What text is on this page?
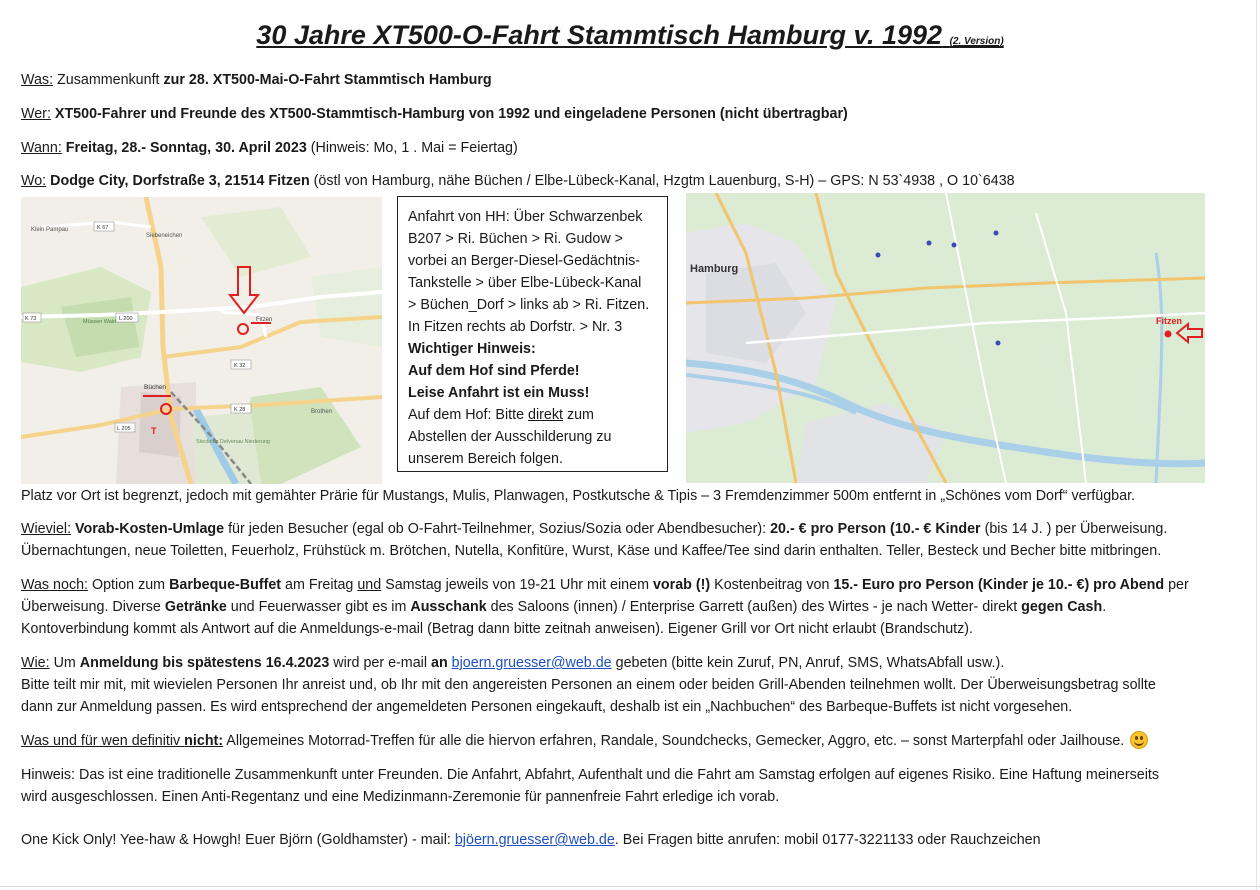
30 Jahre XT500-O-Fahrt Stammtisch Hamburg v. 1992 (2. Version)
Was: Zusammenkunft zur 28. XT500-Mai-O-Fahrt Stammtisch Hamburg
Wer: XT500-Fahrer und Freunde des XT500-Stammtisch-Hamburg von 1992 und eingeladene Personen (nicht übertragbar)
Wann: Freitag, 28.- Sonntag, 30. April 2023 (Hinweis: Mo, 1 . Mai = Feiertag)
Wo: Dodge City, Dorfstraße 3, 21514 Fitzen (östl von Hamburg, nähe Büchen / Elbe-Lübeck-Kanal, Hzgtm Lauenburg, S-H) – GPS: N 53`4938 , O 10`6438
Klein Pampau	K 67
Siebeneichen
K 73	L 200
Müssen Wald	Fitzen
K 32
Büchen
K 28	Brothen
L 205
Stecknitz Delvenau Niederung
T
Anfahrt von HH: Über Schwarzenbek
B207 > Ri. Büchen > Ri. Gudow >
vorbei an Berger-Diesel-Gedächtnis-
Tankstelle > über Elbe-Lübeck-Kanal
> Büchen_Dorf > links ab > Ri. Fitzen.
In Fitzen rechts ab Dorfstr. > Nr. 3
Wichtiger Hinweis:
Auf dem Hof sind Pferde!
Leise Anfahrt ist ein Muss!
Auf dem Hof: Bitte direkt zum
Abstellen der Ausschilderung zu
unserem Bereich folgen.
Hamburg
Fitzen
Platz vor Ort ist begrenzt, jedoch mit gemähter Prärie für Mustangs, Mulis, Planwagen, Postkutsche & Tipis – 3 Fremdenzimmer 500m entfernt in „Schönes vom Dorf“ verfügbar.
Wieviel: Vorab-Kosten-Umlage für jeden Besucher (egal ob O-Fahrt-Teilnehmer, Sozius/Sozia oder Abendbesucher): 20.- € pro Person (10.- € Kinder (bis 14 J. ) per Überweisung.
Übernachtungen, neue Toiletten, Feuerholz, Frühstück m. Brötchen, Nutella, Konfitüre, Wurst, Käse und Kaffee/Tee sind darin enthalten. Teller, Besteck und Becher bitte mitbringen.
Was noch: Option zum Barbeque-Buffet am Freitag und Samstag jeweils von 19-21 Uhr mit einem vorab (!) Kostenbeitrag von 15.- Euro pro Person (Kinder je 10.- €) pro Abend per
Überweisung. Diverse Getränke und Feuerwasser gibt es im Ausschank des Saloons (innen) / Enterprise Garrett (außen) des Wirtes - je nach Wetter- direkt gegen Cash.
Kontoverbindung kommt als Antwort auf die Anmeldungs-e-mail (Betrag dann bitte zeitnah anweisen). Eigener Grill vor Ort nicht erlaubt (Brandschutz).
Wie: Um Anmeldung bis spätestens 16.4.2023 wird per e-mail an bjoern.gruesser@web.de gebeten (bitte kein Zuruf, PN, Anruf, SMS, WhatsAbfall usw.).
Bitte teilt mir mit, mit wievielen Personen Ihr anreist und, ob Ihr mit den angereisten Personen an einem oder beiden Grill-Abenden teilnehmen wollt. Der Überweisungsbetrag sollte
dann zur Anmeldung passen. Es wird entsprechend der angemeldeten Personen eingekauft, deshalb ist ein „Nachbuchen“ des Barbeque-Buffets ist nicht vorgesehen.
Was und für wen definitiv nicht: Allgemeines Motorrad-Treffen für alle die hiervon erfahren, Randale, Soundchecks, Gemecker, Aggro, etc. – sonst Marterpfahl oder Jailhouse.
Hinweis: Das ist eine traditionelle Zusammenkunft unter Freunden. Die Anfahrt, Abfahrt, Aufenthalt und die Fahrt am Samstag erfolgen auf eigenes Risiko. Eine Haftung meinerseits
wird ausgeschlossen. Einen Anti-Regentanz und eine Medizinmann-Zeremonie für pannenfreie Fahrt erledige ich vorab.
One Kick Only! Yee-haw & Howgh! Euer Björn (Goldhamster) - mail: bjöern.gruesser@web.de. Bei Fragen bitte anrufen: mobil 0177-3221133 oder Rauchzeichen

# # # # # # #

- YOUR TASK: The answer must consist of every line from the records above that holds "nicht".

- RESPONSE:
Wer: XT500-Fahrer und Freunde des XT500-Stammtisch-Hamburg von 1992 und eingeladene Personen (nicht übertragbar)
Kontoverbindung kommt als Antwort auf die Anmeldungs-e-mail (Betrag dann bitte zeitnah anweisen). Eigener Grill vor Ort nicht erlaubt (Brandschutz).
dann zur Anmeldung passen. Es wird entsprechend der angemeldeten Personen eingekauft, deshalb ist ein „Nachbuchen“ des Barbeque-Buffets ist nicht vorgesehen.
Was und für wen definitiv nicht: Allgemeines Motorrad-Treffen für alle die hiervon erfahren, Randale, Soundchecks, Gemecker, Aggro, etc. – sonst Marterpfahl oder Jailhouse.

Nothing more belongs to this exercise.